*EXERCISE AIM*.
Locate all lines with the word "JSON" and copy them out.

Records about charts and figures
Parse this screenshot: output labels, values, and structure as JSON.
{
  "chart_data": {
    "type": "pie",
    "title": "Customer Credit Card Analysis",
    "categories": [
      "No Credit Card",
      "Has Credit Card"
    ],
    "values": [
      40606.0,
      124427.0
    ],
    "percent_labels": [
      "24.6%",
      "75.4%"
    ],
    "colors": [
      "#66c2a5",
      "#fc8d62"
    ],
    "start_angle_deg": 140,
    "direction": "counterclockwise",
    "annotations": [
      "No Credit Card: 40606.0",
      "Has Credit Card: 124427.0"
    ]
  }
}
* * *
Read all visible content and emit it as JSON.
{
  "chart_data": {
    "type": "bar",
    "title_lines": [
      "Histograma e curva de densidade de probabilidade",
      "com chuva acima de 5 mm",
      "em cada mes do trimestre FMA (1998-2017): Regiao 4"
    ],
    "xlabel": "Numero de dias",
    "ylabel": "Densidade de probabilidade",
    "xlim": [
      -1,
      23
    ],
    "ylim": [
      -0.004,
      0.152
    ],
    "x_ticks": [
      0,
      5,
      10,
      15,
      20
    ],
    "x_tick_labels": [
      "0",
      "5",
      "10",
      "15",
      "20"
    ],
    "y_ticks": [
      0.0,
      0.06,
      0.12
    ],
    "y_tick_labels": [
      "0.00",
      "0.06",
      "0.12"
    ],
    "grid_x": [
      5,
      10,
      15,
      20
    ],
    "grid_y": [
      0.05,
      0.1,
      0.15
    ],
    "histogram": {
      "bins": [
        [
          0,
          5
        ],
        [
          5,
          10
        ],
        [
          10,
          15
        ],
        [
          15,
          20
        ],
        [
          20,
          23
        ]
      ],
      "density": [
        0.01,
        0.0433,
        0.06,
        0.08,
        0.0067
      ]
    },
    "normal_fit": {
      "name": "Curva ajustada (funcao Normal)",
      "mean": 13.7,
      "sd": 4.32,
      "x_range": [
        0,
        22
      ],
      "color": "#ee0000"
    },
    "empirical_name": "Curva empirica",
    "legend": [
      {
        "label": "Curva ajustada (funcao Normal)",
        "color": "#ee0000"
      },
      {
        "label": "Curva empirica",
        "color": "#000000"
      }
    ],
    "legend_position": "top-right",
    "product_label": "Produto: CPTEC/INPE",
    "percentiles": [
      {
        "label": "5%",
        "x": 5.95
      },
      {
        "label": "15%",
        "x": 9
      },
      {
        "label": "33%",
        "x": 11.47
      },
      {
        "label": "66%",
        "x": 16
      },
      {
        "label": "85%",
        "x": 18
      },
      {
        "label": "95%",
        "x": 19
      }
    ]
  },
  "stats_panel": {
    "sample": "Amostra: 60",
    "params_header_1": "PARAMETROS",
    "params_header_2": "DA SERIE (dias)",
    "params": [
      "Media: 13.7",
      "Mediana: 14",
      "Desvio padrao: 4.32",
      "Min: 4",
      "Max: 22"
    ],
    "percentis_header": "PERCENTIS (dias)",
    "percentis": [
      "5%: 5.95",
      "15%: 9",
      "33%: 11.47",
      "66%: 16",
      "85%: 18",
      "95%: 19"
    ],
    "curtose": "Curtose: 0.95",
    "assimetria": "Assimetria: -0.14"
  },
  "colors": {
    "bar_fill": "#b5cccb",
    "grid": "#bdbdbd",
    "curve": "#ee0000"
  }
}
...
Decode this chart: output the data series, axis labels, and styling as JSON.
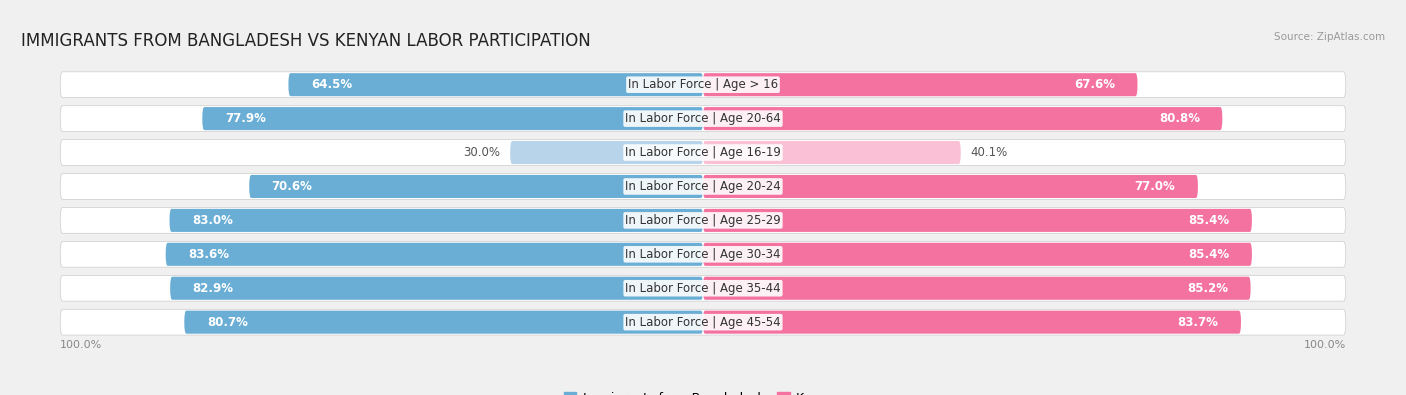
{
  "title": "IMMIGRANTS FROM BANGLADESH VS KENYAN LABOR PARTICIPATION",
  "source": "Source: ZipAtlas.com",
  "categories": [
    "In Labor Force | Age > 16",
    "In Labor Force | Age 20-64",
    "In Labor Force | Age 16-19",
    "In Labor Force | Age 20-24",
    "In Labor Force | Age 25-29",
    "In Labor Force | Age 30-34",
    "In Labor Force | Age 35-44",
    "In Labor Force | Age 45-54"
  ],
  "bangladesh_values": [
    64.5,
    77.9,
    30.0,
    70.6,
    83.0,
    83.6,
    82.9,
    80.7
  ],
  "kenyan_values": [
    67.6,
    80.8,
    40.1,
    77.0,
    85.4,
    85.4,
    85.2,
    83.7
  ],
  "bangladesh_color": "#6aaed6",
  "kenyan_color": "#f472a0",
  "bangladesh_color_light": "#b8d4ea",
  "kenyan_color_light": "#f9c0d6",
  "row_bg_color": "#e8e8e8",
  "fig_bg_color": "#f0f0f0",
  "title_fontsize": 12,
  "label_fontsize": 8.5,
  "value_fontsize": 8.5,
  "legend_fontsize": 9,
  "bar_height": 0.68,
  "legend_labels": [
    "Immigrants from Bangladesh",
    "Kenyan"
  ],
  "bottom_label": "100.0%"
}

*EXERCISE OUTPUT*.
Parse this screenshot: output labels, values, and structure as JSON.
Read all visible content and emit it as JSON.
Decode this chart: output the data series, axis labels, and styling as JSON.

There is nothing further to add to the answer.